━━━━━ Quoted passage ━━━━━
MINOT, N.D. (AP) — The nephew of imprisoned Utah polygamous leader Warren Jeffs will be returned to Utah to face charges that he kidnapped his niece, as he waived extradition at a court hearing Monday following his arrest in North Dakota.

Heber Jeffs was arrested by federal agents on Saturday after he was tracked to the town of Minot, but authorities don’t know why he was there, said Sheriff Marty Gleave of Piute County, Utah. He was arrested after a search warrant at a home, Gleave said.

The 10-year-old niece, the daughter of Heber Jeffs’ sister, was apparently unharmed, Gleave said.

“Homeland Security is trying to arrange to get her back here and reunite with her mother,” he said.

Heber Jeffs is jailed at the Ward County Jail, the county’s Sheriff Bob Roed said. It wasn’t immediately clear if he has an attorney who could speak on his behalf.
━━━━━
Tasks to carry out:
1. From the news report on Heber Jeffs' arrest, reproduce word for word the part that opens with the words containing "The 10-year-old niece, the" and closes with "on his behalf.".
2. Carry on the news report about Heber Jeffs' arrest in Minot, starting after its last sentence.
The lines that come next are separate material and have no connection to the news report above.
━━━━━ Records supplied ━━━━━
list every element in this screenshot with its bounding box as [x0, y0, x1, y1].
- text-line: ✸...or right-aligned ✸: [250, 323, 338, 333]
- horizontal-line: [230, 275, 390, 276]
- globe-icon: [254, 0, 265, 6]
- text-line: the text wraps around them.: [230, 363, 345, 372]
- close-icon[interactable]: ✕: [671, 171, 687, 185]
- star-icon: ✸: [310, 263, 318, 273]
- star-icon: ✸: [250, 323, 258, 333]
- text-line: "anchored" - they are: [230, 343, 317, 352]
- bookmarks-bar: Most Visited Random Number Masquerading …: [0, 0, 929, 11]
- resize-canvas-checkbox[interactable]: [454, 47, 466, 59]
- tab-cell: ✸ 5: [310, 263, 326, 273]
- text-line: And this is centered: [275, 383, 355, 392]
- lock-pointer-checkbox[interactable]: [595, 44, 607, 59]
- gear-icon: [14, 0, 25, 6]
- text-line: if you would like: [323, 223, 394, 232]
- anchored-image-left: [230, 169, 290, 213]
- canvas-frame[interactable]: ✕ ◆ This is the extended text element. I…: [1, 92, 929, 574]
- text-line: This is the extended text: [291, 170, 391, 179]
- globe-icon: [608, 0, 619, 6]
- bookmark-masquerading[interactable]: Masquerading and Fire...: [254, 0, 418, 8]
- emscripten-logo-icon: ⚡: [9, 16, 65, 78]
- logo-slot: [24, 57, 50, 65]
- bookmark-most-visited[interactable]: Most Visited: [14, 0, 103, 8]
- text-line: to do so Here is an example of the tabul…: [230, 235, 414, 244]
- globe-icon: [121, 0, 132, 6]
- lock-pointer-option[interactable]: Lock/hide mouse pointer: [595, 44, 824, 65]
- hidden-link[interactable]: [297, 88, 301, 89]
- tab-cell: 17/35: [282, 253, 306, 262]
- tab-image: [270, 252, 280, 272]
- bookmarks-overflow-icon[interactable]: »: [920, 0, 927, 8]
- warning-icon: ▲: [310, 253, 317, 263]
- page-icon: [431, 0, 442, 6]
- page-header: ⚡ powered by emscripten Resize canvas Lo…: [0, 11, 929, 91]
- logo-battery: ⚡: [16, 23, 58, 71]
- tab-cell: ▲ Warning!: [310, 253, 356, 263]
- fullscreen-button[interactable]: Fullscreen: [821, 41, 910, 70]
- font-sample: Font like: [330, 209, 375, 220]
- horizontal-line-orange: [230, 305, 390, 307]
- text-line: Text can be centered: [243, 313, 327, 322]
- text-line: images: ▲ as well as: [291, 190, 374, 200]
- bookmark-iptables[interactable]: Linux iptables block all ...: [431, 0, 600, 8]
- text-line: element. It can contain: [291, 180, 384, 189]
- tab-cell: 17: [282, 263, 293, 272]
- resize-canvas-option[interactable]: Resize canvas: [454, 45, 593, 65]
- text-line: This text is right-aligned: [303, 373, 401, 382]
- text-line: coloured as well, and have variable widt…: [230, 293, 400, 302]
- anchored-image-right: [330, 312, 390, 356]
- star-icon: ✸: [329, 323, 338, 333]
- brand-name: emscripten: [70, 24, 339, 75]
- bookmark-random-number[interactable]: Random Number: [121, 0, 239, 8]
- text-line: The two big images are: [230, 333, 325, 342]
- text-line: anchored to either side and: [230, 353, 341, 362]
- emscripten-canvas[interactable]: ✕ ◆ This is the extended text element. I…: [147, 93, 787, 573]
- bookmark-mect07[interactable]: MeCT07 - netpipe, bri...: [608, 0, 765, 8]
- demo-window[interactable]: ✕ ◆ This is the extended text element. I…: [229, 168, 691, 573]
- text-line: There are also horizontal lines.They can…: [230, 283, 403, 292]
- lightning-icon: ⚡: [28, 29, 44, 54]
━━━━━
Answer list:
1.
The 10-year-old niece, the daughter of Heber Jeffs’ sister, was apparently unharmed, Gleave said.

“Homeland Security is trying to arrange to get her back here and reunite with her mother,” he said.

Heber Jeffs is jailed at the Ward County Jail, the county’s Sheriff Bob Roed said. It wasn’t immediately clear if he has an attorney who could speak on his behalf.

2.
Kidnapping charges were filed out of Utah against Heber Jeffs in December. Authorities said at the time that he and his niece had gone missing, apparently to keep the girl from her mother on orders issued by Warren Jeffsfrom prison in Texas.

Court documents say Heber Jeffs had kept the girl in his home in Kingston, Utah, since his uncle said months earlier that he received a revelation from God directing his followers to “gather” the community’s women “and prepare to move to a location or locations as directed by Warren Jeffs,” or his son, Helaman Jeffs.

Warren Jeffs is president of the Fundamentalist Church of Jesus Christ of Latter-day Saints. The faith is an offshoot of The Church of Jesus Christ of Latter-day Saints, widely known as the Mormon church, and espouses polygamy. It has historically been based in a small town that straddles the Utah-Arizona line. The mainstream church disavowed polygamy more than a century ago.

Since being found guilty on child sexual abuse charges stemming from underage marriages, Warren Jeffs has continued to serve as the group’s prophet from a federal prison in Texas where he’s serving a life sentence.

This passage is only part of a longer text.